* [INSTRUCTIONS TO FOLLOW] Count how many lines of the material contain the string "предохранительный", then give that number and nothing more.

Start

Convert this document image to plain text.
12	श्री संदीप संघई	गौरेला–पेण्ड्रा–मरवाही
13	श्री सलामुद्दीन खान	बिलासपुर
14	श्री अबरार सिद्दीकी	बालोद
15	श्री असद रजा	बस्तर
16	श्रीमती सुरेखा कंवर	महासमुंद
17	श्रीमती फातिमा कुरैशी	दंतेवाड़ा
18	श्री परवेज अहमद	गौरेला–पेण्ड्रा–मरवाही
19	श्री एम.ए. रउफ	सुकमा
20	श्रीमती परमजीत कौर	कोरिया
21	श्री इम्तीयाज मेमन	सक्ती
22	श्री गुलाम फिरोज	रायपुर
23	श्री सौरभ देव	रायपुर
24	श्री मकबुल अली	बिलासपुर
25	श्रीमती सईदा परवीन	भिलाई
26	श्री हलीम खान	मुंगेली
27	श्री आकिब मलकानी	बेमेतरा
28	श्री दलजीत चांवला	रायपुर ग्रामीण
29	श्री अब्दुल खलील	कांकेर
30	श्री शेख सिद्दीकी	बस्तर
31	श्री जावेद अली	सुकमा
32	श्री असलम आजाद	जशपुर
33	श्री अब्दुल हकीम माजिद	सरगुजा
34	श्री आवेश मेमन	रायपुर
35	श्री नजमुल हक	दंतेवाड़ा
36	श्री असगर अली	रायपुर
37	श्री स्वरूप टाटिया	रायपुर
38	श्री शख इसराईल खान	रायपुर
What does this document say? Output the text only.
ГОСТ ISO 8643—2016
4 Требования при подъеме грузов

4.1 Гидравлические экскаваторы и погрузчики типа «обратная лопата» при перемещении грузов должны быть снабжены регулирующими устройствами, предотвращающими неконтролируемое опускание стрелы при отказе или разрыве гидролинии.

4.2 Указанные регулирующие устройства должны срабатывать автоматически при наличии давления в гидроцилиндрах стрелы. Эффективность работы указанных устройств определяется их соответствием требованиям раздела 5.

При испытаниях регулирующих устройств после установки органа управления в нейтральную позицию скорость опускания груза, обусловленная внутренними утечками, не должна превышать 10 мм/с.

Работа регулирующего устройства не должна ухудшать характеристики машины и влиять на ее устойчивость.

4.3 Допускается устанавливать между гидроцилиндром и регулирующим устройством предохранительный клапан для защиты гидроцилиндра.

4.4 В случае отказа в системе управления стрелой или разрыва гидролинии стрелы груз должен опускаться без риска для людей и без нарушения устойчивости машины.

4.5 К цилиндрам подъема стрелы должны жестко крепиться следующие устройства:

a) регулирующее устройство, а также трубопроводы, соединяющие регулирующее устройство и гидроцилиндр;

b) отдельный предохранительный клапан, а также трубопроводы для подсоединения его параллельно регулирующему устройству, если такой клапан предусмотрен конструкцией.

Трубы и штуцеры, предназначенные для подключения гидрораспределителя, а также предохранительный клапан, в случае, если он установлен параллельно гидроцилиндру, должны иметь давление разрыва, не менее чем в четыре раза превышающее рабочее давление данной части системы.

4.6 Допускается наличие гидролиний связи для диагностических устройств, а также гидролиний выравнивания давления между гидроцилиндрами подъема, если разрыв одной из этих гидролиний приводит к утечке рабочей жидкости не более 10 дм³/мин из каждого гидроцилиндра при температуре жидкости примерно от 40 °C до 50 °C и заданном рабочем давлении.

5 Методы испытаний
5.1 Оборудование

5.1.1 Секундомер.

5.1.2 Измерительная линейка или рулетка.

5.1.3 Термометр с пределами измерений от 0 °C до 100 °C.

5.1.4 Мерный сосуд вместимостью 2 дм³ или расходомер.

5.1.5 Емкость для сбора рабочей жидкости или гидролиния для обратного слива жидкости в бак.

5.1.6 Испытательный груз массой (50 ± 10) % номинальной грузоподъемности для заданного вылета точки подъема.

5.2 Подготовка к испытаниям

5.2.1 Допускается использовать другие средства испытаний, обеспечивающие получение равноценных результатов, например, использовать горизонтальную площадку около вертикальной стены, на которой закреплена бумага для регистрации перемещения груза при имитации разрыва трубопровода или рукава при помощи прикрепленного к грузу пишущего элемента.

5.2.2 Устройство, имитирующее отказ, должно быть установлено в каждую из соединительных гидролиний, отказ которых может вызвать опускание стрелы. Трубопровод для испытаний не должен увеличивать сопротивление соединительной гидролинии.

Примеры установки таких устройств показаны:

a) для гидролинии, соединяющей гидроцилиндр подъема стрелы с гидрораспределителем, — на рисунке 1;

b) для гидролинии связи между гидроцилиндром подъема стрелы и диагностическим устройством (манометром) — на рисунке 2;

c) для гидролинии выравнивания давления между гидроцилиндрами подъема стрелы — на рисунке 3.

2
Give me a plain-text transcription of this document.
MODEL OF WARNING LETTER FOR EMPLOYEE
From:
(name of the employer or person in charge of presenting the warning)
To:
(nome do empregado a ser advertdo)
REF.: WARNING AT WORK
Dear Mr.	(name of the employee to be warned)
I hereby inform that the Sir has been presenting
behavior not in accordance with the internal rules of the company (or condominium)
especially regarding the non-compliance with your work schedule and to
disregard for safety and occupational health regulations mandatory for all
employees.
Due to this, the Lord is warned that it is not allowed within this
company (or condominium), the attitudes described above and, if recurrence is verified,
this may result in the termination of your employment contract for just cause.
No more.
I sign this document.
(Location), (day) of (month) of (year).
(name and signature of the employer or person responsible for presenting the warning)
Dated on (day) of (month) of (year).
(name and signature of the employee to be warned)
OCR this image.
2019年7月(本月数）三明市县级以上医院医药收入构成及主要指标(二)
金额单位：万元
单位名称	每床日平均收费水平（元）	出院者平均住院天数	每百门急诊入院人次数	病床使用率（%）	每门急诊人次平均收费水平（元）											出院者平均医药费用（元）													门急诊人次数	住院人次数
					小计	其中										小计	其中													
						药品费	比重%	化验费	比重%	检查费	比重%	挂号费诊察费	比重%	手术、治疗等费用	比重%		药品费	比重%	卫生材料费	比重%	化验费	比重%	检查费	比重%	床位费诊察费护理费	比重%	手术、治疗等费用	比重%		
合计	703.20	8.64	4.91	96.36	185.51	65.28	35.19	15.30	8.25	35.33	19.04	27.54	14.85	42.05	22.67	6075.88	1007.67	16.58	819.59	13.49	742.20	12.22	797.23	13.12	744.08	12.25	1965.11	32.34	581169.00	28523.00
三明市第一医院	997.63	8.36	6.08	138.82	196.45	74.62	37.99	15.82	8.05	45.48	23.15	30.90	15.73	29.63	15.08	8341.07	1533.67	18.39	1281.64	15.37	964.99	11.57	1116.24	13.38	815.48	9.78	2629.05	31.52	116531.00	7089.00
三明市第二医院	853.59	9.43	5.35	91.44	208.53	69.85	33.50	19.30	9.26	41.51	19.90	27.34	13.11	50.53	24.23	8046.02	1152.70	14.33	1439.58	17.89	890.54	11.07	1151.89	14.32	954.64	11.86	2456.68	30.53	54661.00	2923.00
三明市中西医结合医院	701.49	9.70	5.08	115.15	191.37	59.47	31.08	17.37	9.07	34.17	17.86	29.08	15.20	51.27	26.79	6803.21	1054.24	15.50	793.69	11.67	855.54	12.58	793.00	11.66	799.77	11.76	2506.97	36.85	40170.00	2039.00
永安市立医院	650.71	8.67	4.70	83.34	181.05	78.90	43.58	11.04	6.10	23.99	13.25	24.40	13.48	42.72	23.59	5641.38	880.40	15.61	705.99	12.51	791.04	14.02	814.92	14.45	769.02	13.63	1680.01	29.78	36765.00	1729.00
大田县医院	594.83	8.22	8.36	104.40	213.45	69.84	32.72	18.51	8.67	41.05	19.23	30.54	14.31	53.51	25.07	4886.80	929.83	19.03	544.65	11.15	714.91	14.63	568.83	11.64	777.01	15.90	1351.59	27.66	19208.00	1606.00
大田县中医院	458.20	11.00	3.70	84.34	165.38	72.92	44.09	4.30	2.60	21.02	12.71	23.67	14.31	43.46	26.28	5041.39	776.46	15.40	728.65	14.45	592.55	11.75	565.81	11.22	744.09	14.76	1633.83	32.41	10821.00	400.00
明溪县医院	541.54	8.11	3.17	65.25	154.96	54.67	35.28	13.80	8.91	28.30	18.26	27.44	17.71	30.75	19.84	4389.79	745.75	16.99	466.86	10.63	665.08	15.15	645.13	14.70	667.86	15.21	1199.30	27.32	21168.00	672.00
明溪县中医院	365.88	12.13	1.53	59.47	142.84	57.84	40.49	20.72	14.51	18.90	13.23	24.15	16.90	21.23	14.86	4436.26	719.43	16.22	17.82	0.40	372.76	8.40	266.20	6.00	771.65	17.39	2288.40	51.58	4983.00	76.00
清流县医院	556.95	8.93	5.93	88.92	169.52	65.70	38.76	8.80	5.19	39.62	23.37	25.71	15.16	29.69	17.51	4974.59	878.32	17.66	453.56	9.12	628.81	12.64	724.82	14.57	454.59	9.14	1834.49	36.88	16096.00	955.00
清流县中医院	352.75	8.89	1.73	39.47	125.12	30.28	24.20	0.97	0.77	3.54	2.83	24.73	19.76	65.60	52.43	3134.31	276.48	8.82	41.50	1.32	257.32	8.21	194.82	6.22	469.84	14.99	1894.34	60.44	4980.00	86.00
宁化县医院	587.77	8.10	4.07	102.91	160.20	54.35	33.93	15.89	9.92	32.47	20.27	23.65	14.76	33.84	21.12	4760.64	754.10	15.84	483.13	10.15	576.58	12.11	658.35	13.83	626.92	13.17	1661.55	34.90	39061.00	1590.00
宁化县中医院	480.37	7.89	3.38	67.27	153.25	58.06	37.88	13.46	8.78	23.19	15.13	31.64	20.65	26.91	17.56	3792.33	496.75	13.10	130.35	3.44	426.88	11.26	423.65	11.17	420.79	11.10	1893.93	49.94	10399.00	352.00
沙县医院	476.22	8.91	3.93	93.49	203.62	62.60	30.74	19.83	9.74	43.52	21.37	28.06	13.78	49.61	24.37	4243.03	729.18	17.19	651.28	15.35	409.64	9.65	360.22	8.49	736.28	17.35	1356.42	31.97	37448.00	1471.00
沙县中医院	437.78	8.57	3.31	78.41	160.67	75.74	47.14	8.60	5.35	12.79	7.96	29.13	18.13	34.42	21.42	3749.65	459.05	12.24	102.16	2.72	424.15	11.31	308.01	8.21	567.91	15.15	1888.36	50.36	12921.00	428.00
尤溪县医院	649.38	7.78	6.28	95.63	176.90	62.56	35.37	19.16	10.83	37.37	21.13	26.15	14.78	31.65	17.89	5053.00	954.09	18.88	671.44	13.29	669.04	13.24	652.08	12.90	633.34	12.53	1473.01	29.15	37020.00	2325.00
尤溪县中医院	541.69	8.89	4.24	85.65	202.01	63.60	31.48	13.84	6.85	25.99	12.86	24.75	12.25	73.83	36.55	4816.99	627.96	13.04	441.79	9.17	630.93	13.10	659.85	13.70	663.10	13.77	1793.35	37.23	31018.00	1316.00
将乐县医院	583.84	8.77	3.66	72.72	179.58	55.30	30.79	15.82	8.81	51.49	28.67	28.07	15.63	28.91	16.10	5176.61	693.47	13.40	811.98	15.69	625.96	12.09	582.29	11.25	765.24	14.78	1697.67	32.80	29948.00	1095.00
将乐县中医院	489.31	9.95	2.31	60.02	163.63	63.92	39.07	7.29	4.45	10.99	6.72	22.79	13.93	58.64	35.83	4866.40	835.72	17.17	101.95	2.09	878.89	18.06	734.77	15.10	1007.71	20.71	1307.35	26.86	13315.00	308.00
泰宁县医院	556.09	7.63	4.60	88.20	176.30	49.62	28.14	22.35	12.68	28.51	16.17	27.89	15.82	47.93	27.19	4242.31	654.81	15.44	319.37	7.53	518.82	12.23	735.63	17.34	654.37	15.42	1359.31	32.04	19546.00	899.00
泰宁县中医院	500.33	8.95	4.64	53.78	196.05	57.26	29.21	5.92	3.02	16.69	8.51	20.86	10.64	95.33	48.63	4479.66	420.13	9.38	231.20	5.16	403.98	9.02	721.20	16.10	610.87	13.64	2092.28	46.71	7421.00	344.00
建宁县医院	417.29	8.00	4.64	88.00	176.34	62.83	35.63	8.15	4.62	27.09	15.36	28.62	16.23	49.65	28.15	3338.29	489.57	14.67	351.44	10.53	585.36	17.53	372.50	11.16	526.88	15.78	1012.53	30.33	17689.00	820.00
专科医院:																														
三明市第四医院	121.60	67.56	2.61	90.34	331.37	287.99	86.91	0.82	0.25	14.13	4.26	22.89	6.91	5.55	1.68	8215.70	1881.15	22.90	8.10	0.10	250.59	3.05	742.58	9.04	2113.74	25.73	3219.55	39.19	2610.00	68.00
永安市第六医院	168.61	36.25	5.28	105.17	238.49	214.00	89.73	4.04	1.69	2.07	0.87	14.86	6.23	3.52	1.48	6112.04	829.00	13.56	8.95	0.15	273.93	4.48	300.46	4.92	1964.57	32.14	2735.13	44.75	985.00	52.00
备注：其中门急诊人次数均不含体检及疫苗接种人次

End

* [RESULT OF THIS TASK] 3